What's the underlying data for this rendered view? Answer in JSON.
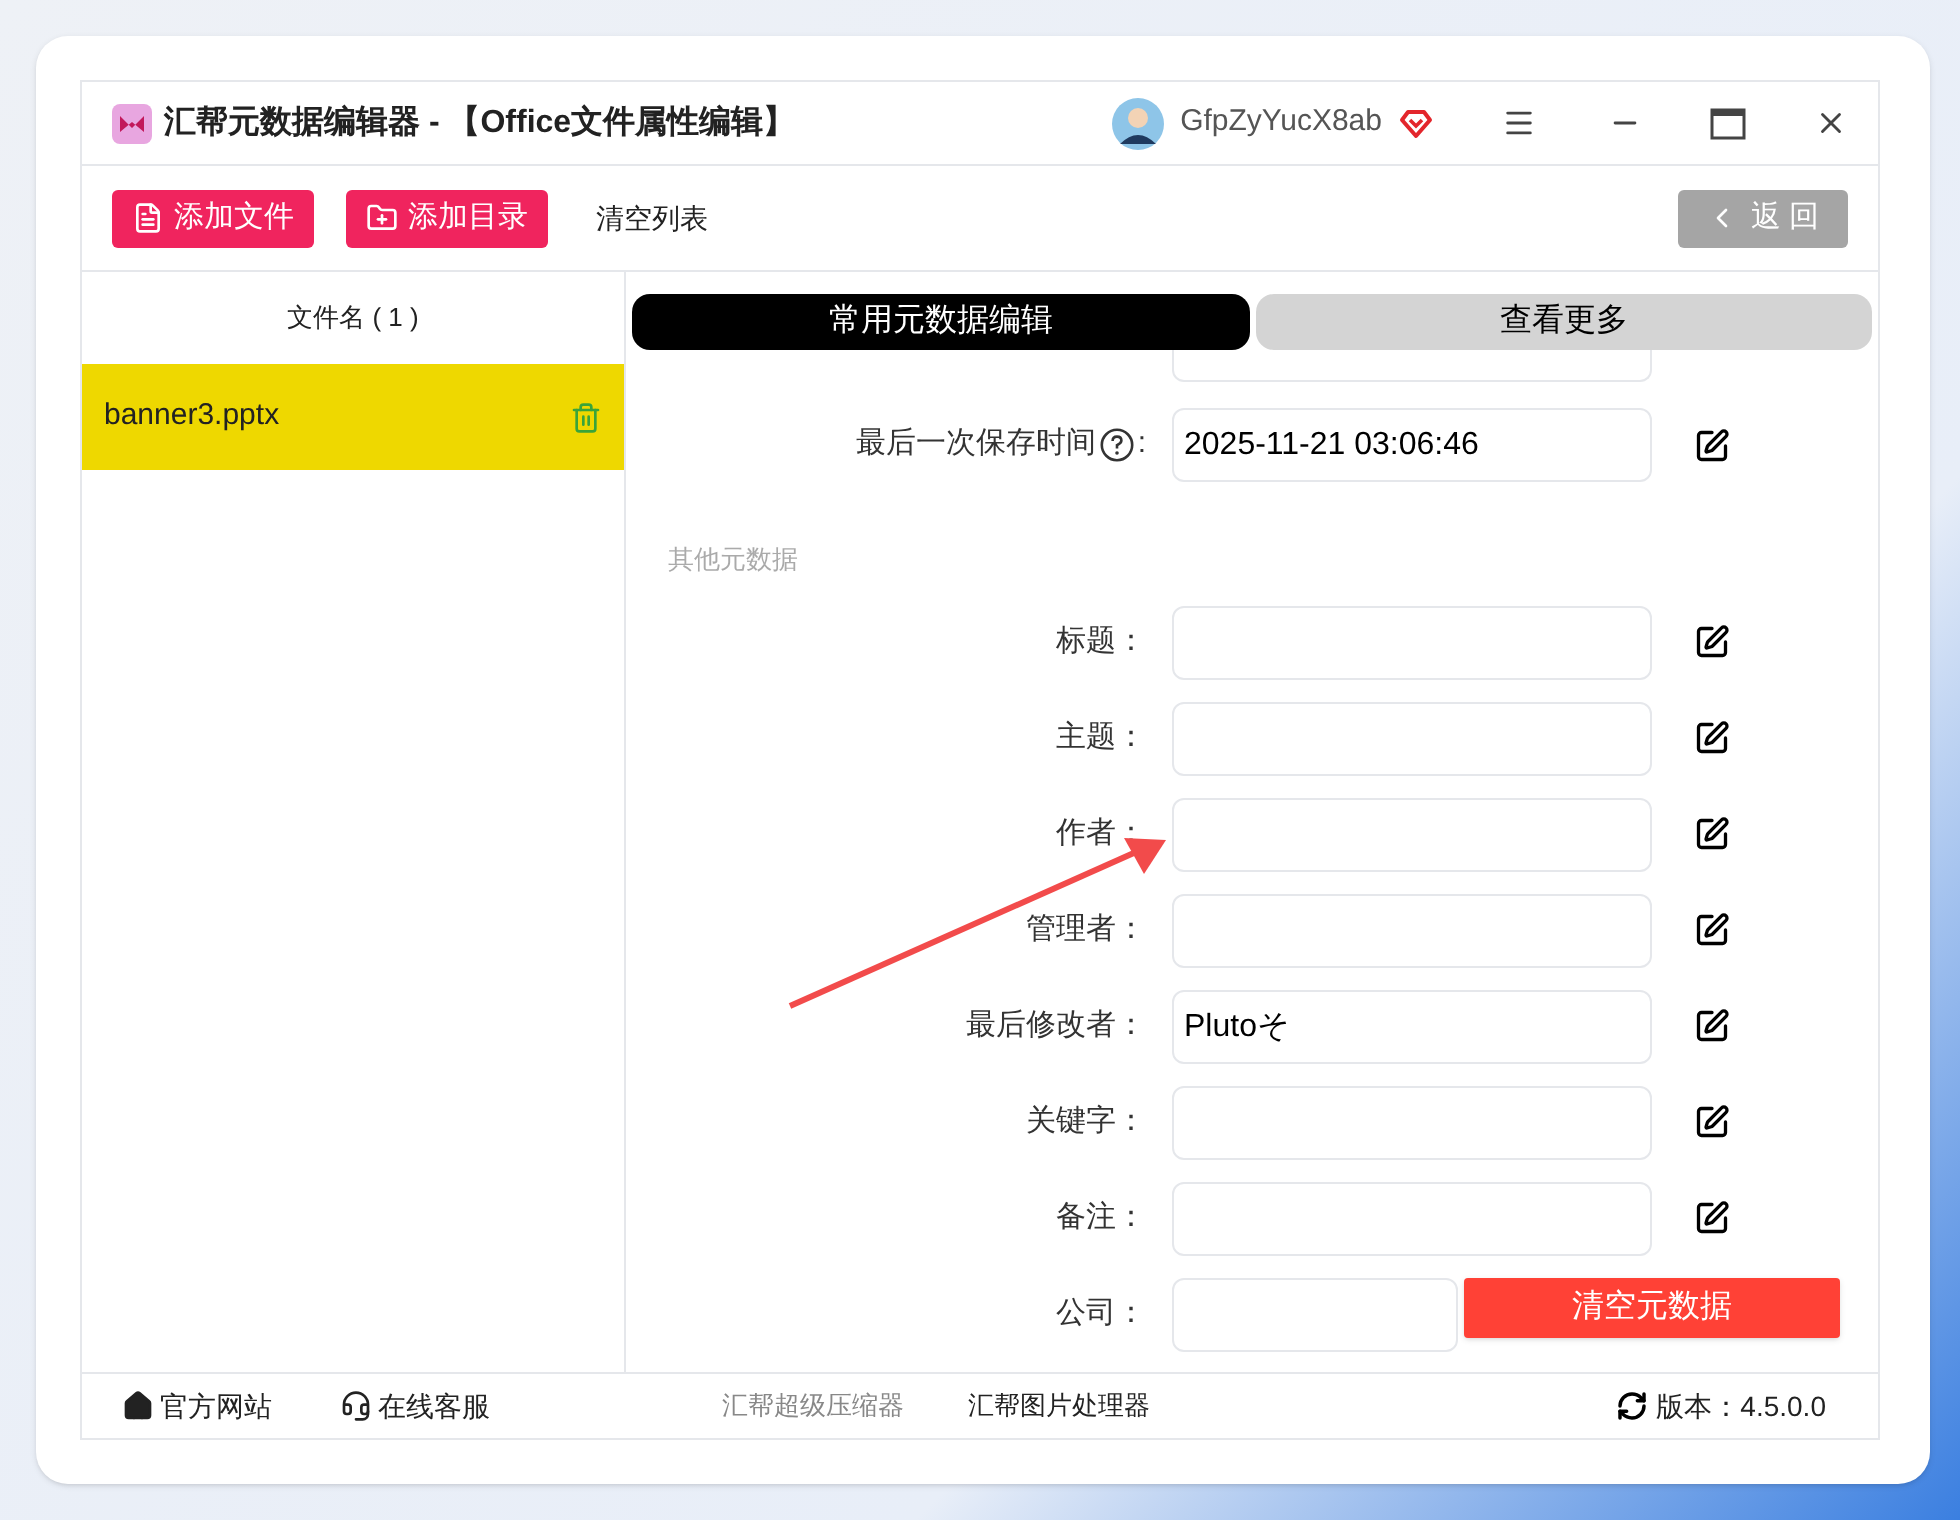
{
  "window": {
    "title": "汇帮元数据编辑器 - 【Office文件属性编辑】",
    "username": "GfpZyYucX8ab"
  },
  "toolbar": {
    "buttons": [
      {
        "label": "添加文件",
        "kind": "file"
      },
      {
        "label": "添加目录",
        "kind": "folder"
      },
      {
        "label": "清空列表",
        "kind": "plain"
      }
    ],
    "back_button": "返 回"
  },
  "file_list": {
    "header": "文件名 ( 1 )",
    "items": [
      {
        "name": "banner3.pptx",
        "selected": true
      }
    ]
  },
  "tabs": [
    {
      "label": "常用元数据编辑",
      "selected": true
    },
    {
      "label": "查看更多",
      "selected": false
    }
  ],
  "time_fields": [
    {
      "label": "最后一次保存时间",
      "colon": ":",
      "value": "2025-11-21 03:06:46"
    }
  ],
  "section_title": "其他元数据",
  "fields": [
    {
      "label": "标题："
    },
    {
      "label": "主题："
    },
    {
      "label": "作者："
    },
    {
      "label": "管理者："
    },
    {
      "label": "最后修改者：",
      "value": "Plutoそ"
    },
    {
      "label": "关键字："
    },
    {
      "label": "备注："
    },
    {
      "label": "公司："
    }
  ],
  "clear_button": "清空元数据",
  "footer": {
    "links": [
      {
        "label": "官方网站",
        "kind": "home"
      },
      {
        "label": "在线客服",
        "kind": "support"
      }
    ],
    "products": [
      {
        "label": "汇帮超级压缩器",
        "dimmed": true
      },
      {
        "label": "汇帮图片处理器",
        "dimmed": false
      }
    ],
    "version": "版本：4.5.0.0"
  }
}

★ ★ ★ ★ ★

▶ [Description of the task]:
Counting only lines of the data above that hold "selected", report the total and nothing else.

▶ [Response to this exercise]:
3